##### Input records
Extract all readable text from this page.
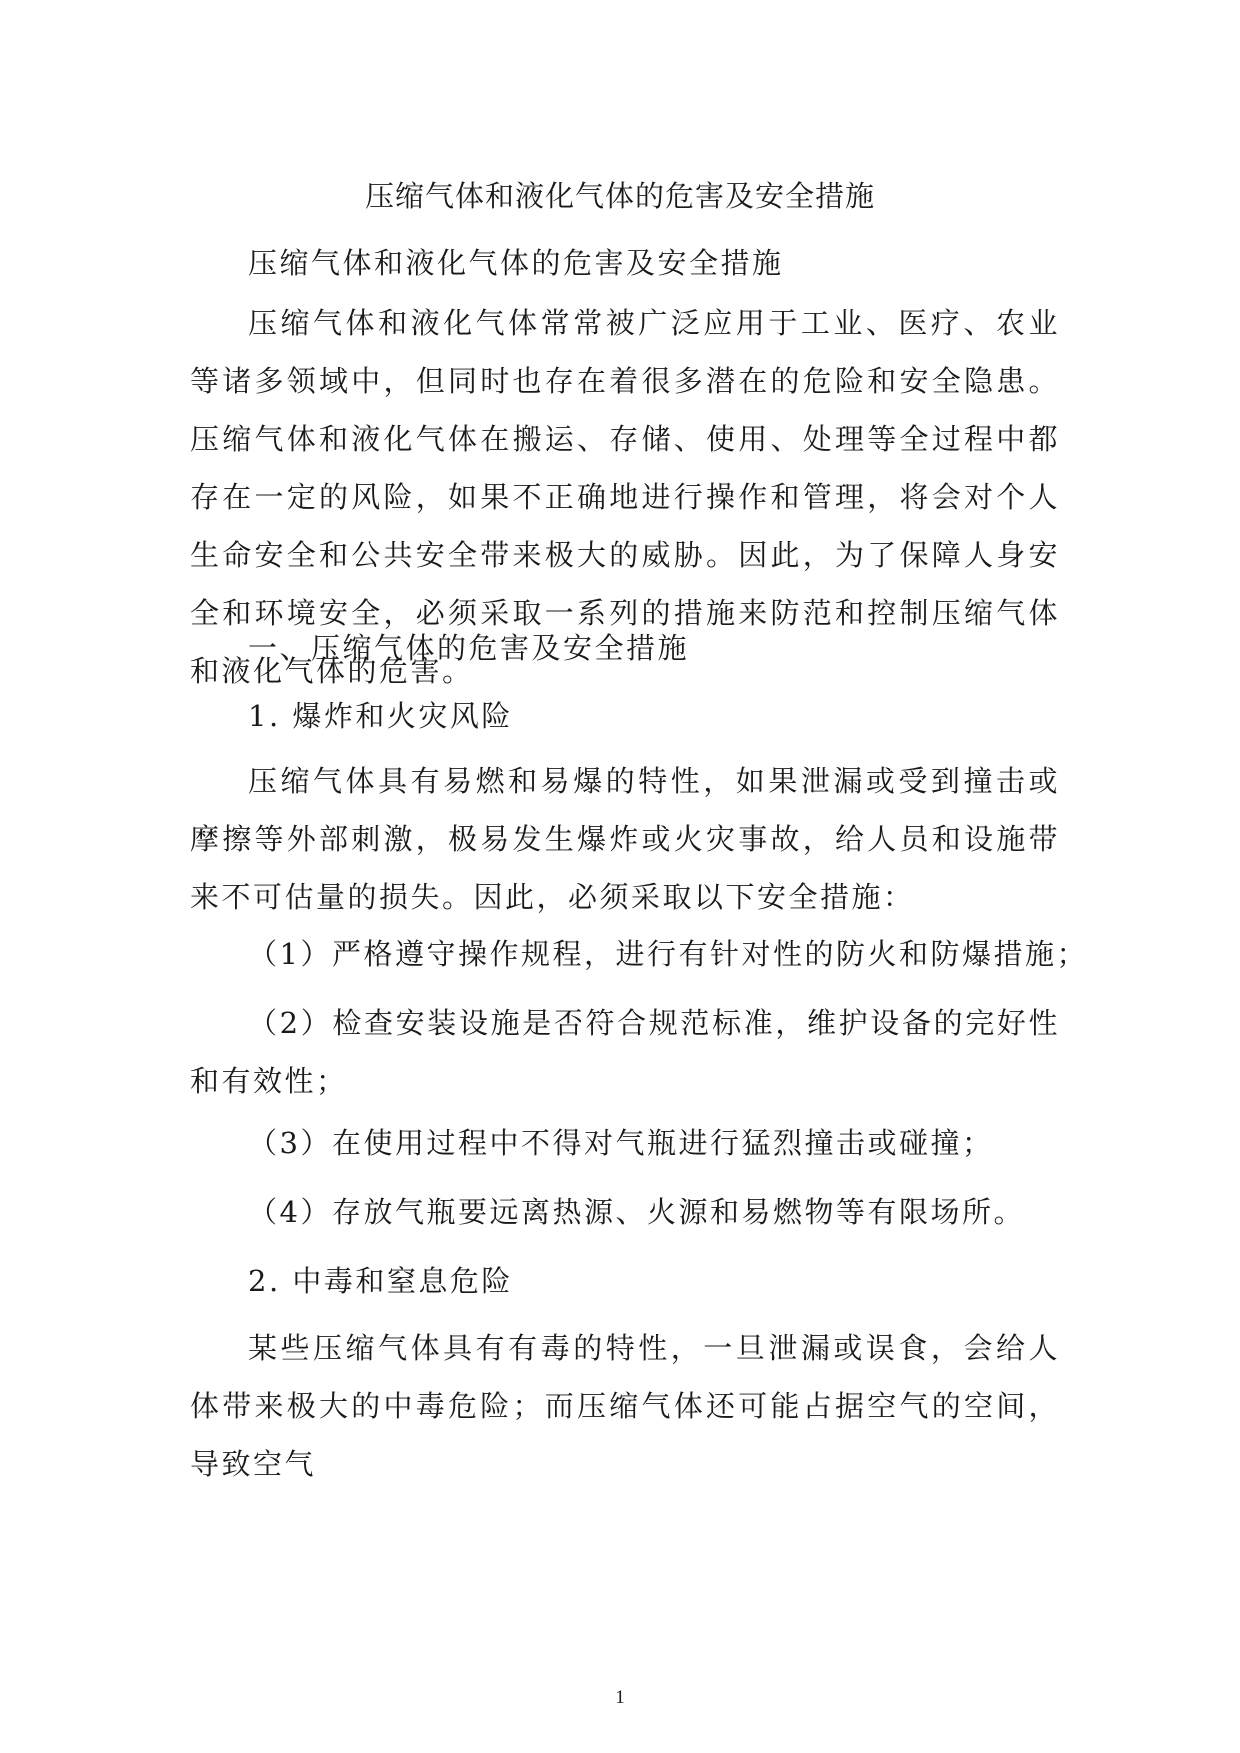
压缩气体和液化气体的危害及安全措施
压缩气体和液化气体的危害及安全措施
压缩气体和液化气体常常被广泛应用于工业、医疗、农业等诸多领域中，但同时也存在着很多潜在的危险和安全隐患。压缩气体和液化气体在搬运、存储、使用、处理等全过程中都存在一定的风险，如果不正确地进行操作和管理，将会对个人生命安全和公共安全带来极大的威胁。因此，为了保障人身安全和环境安全，必须采取一系列的措施来防范和控制压缩气体和液化气体的危害。
一、压缩气体的危害及安全措施
1. 爆炸和火灾风险
压缩气体具有易燃和易爆的特性，如果泄漏或受到撞击或摩擦等外部刺激，极易发生爆炸或火灾事故，给人员和设施带来不可估量的损失。因此，必须采取以下安全措施：
（1）严格遵守操作规程，进行有针对性的防火和防爆措施；
（2）检查安装设施是否符合规范标准，维护设备的完好性和有效性；
（3）在使用过程中不得对气瓶进行猛烈撞击或碰撞；
（4）存放气瓶要远离热源、火源和易燃物等有限场所。
2. 中毒和窒息危险
某些压缩气体具有有毒的特性，一旦泄漏或误食，会给人体带来极大的中毒危险；而压缩气体还可能占据空气的空间，导致空气
1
##########
Instructions for the task
Using the material above, set down every line exactly, but skip the pictures.

Finished exercise
Extract all readable text from this page.
压缩气体和液化气体的危害及安全措施
压缩气体和液化气体的危害及安全措施
压缩气体和液化气体常常被广泛应用于工业、医疗、农业等诸多领域中，但同时也存在着很多潜在的危险和安全隐患。压缩气体和液化气体在搬运、存储、使用、处理等全过程中都存在一定的风险，如果不正确地进行操作和管理，将会对个人生命安全和公共安全带来极大的威胁。因此，为了保障人身安全和环境安全，必须采取一系列的措施来防范和控制压缩气体和液化气体的危害。
一、压缩气体的危害及安全措施
1. 爆炸和火灾风险
压缩气体具有易燃和易爆的特性，如果泄漏或受到撞击或摩擦等外部刺激，极易发生爆炸或火灾事故，给人员和设施带来不可估量的损失。因此，必须采取以下安全措施：
（1）严格遵守操作规程，进行有针对性的防火和防爆措施；
（2）检查安装设施是否符合规范标准，维护设备的完好性和有效性；
（3）在使用过程中不得对气瓶进行猛烈撞击或碰撞；
（4）存放气瓶要远离热源、火源和易燃物等有限场所。
2. 中毒和窒息危险
某些压缩气体具有有毒的特性，一旦泄漏或误食，会给人体带来极大的中毒危险；而压缩气体还可能占据空气的空间，导致空气
1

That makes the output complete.